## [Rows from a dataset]
[Begin]

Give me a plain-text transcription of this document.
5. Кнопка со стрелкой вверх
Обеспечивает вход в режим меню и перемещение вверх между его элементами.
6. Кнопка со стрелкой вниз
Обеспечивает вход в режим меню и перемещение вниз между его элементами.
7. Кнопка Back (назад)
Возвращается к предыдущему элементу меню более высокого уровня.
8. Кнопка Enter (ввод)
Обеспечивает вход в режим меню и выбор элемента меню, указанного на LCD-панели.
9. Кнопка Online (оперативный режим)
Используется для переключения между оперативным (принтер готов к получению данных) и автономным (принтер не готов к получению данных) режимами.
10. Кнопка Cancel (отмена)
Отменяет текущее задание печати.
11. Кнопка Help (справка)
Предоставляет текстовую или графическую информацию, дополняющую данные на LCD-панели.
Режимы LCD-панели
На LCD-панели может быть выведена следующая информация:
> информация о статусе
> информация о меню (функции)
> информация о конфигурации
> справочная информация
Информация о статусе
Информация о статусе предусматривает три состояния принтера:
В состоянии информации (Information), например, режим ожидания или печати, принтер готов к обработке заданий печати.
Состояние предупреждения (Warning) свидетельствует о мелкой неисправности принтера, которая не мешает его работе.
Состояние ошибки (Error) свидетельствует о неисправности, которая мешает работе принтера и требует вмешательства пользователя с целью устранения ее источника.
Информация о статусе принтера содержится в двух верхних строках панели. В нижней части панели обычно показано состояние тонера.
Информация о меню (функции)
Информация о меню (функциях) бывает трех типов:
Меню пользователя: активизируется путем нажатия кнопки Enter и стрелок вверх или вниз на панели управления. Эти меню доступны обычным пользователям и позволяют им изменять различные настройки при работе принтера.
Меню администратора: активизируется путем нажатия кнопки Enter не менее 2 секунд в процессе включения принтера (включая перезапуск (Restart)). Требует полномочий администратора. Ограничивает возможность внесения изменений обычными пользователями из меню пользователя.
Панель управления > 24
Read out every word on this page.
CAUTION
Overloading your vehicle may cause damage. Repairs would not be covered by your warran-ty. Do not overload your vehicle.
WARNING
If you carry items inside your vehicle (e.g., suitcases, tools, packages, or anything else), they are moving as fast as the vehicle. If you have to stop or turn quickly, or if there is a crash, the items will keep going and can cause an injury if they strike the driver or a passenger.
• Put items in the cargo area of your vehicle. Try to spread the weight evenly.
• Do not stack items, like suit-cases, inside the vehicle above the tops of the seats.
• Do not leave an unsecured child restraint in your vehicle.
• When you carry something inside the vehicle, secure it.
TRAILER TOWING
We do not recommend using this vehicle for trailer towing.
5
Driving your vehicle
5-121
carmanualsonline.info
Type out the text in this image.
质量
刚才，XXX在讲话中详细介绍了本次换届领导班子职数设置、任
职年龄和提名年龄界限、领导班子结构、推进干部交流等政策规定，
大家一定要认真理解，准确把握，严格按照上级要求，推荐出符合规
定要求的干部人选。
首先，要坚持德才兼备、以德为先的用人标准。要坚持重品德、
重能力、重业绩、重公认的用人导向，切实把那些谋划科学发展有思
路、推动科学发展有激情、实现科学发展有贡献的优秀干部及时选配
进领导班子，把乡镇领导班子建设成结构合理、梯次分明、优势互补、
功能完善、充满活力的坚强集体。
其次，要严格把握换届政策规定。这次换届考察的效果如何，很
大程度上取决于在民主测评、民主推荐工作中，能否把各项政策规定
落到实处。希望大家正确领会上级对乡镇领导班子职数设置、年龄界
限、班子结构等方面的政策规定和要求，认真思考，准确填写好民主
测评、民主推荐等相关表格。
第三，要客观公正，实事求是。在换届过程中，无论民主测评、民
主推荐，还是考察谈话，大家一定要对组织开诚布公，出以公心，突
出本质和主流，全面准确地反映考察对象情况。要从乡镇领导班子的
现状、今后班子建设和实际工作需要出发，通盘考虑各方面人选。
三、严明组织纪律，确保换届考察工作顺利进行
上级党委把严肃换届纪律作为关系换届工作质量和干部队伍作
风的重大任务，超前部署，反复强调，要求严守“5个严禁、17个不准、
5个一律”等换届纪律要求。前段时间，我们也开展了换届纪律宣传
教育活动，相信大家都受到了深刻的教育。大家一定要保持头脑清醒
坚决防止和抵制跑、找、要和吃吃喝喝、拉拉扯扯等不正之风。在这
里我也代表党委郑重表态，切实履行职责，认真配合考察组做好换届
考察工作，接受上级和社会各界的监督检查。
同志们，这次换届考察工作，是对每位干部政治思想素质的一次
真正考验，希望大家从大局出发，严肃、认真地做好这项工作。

[End]

## [TASK DIRECTIONS]
Each line that has the word "статусе" should be copied.

## [WORKED ANSWER]
> информация о статусе
Информация о статусе
Информация о статусе предусматривает три состояния принтера:
Информация о статусе принтера содержится в двух верхних строках панели. В нижней части панели обычно показано состояние тонера.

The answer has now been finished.